### AIM OF THE EXERCISE
Reproduce exactly the lines from the line containing "Output a JSON" through the end of the records below, including both ends, and nothing else.

### MATERIAL SUPPLIED
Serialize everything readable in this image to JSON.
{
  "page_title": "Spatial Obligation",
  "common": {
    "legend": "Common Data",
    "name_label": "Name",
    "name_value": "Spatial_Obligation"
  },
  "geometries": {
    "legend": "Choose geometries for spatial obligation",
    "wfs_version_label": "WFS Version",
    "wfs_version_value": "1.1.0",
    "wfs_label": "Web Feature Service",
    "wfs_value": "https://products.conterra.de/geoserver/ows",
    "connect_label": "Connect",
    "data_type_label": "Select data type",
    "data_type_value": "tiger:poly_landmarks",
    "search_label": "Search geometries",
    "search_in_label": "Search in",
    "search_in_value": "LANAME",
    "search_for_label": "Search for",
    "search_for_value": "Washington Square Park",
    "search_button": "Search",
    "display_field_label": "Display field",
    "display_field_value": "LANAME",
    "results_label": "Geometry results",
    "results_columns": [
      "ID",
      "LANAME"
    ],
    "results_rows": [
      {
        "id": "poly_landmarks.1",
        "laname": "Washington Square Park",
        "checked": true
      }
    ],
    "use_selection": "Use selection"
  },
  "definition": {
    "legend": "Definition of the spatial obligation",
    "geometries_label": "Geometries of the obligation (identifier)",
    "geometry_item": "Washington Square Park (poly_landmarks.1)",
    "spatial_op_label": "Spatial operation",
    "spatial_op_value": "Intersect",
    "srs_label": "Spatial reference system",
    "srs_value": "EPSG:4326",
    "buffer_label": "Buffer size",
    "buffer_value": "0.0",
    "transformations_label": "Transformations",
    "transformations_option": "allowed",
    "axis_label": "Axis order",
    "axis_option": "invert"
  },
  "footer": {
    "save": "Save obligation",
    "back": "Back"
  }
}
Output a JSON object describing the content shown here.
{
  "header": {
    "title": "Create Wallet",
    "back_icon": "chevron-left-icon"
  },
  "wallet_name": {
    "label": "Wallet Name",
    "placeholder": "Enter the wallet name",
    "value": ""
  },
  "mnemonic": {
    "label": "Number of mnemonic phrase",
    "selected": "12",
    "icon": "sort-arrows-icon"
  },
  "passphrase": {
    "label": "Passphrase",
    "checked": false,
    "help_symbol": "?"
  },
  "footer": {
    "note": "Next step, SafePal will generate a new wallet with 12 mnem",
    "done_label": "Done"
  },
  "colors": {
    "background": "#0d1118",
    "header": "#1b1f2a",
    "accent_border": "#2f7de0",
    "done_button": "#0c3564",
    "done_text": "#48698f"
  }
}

### RESULT OF THE EXERCISE
Output a JSON object describing the content shown here.
{
  "header": {
    "title": "Create Wallet",
    "back_icon": "chevron-left-icon"
  },
  "wallet_name": {
    "label": "Wallet Name",
    "placeholder": "Enter the wallet name",
    "value": ""
  },
  "mnemonic": {
    "label": "Number of mnemonic phrase",
    "selected": "12",
    "icon": "sort-arrows-icon"
  },
  "passphrase": {
    "label": "Passphrase",
    "checked": false,
    "help_symbol": "?"
  },
  "footer": {
    "note": "Next step, SafePal will generate a new wallet with 12 mnem",
    "done_label": "Done"
  },
  "colors": {
    "background": "#0d1118",
    "header": "#1b1f2a",
    "accent_border": "#2f7de0",
    "done_button": "#0c3564",
    "done_text": "#48698f"
  }
}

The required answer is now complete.